Saved entries:
□ □ □

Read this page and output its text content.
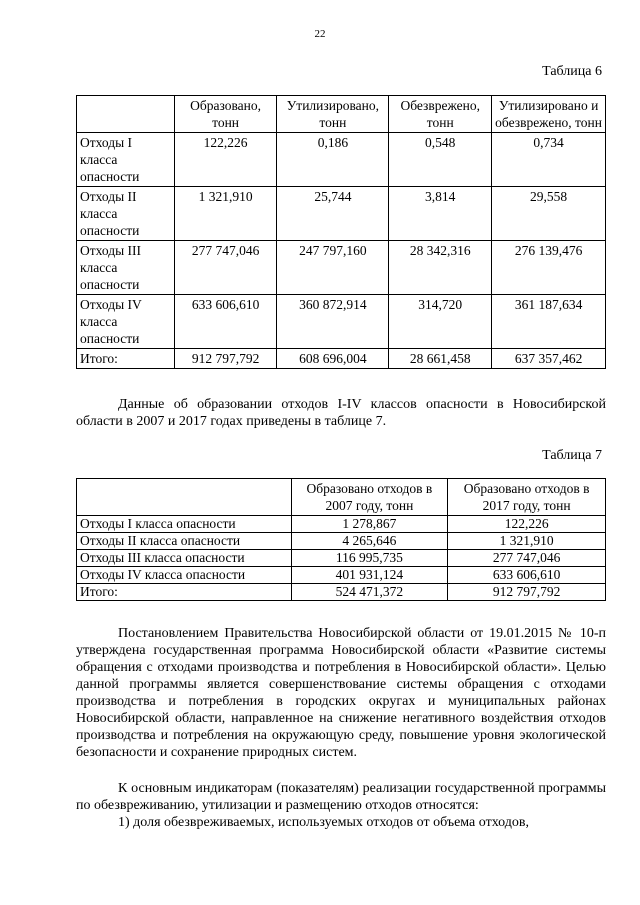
22
Таблица 6
	Образовано, тонн	Утилизировано, тонн	Обезврежено, тонн	Утилизировано и обезврежено, тонн
Отходы I класса опасности	122,226	0,186	0,548	0,734
Отходы II класса опасности	1 321,910	25,744	3,814	29,558
Отходы III класса опасности	277 747,046	247 797,160	28 342,316	276 139,476
Отходы IV класса опасности	633 606,610	360 872,914	314,720	361 187,634
Итого:	912 797,792	608 696,004	28 661,458	637 357,462
Данные об образовании отходов I-IV классов опасности в Новосибирской области в 2007 и 2017 годах приведены в таблице 7.
Таблица 7
	Образовано отходов в 2007 году, тонн	Образовано отходов в 2017 году, тонн
Отходы I класса опасности	1 278,867	122,226
Отходы II класса опасности	4 265,646	1 321,910
Отходы III класса опасности	116 995,735	277 747,046
Отходы IV класса опасности	401 931,124	633 606,610
Итого:	524 471,372	912 797,792
Постановлением Правительства Новосибирской области от 19.01.2015 № 10-п утверждена государственная программа Новосибирской области «Развитие системы обращения с отходами производства и потребления в Новосибирской области». Целью данной программы является совершенствование системы обращения с отходами производства и потребления в городских округах и муниципальных районах Новосибирской области, направленное на снижение негативного воздействия отходов производства и потребления на окружающую среду, повышение уровня экологической безопасности и сохранение природных систем.
К основным индикаторам (показателям) реализации государственной программы по обезвреживанию, утилизации и размещению отходов относятся:
1) доля обезвреживаемых, используемых отходов от объема отходов,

□ □ □

WHAT YOU HAVE TO DO: Only the number is wanted: how many lines in the entries above contain the word "тонн"?

EXERCISE RESULT: 2